-- Stored records start --
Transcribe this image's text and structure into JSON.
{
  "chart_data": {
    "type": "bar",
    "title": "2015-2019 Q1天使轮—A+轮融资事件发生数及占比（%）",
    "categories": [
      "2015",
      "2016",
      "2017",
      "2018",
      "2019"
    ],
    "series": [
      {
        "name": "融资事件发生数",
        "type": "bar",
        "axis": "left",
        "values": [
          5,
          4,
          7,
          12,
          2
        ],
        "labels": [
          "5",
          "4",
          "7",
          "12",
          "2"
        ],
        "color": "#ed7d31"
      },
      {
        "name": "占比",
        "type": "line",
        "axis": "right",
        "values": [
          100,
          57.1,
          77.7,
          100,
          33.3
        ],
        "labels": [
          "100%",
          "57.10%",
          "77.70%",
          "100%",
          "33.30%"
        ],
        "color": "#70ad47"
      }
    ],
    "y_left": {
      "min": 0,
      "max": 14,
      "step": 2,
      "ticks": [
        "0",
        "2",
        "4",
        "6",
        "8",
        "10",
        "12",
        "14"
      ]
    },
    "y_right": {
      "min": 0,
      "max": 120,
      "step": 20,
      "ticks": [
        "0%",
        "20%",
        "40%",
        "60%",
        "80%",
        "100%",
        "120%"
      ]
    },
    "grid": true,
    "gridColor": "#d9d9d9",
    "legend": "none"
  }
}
-- Stored records end --
> Aim
Return all of the data exactly as it reads.

> Solution to the exercise
Transcribe this image's text and structure into JSON.
{
  "chart_data": {
    "type": "bar",
    "title": "2015-2019 Q1天使轮—A+轮融资事件发生数及占比（%）",
    "categories": [
      "2015",
      "2016",
      "2017",
      "2018",
      "2019"
    ],
    "series": [
      {
        "name": "融资事件发生数",
        "type": "bar",
        "axis": "left",
        "values": [
          5,
          4,
          7,
          12,
          2
        ],
        "labels": [
          "5",
          "4",
          "7",
          "12",
          "2"
        ],
        "color": "#ed7d31"
      },
      {
        "name": "占比",
        "type": "line",
        "axis": "right",
        "values": [
          100,
          57.1,
          77.7,
          100,
          33.3
        ],
        "labels": [
          "100%",
          "57.10%",
          "77.70%",
          "100%",
          "33.30%"
        ],
        "color": "#70ad47"
      }
    ],
    "y_left": {
      "min": 0,
      "max": 14,
      "step": 2,
      "ticks": [
        "0",
        "2",
        "4",
        "6",
        "8",
        "10",
        "12",
        "14"
      ]
    },
    "y_right": {
      "min": 0,
      "max": 120,
      "step": 20,
      "ticks": [
        "0%",
        "20%",
        "40%",
        "60%",
        "80%",
        "100%",
        "120%"
      ]
    },
    "grid": true,
    "gridColor": "#d9d9d9",
    "legend": "none"
  }
}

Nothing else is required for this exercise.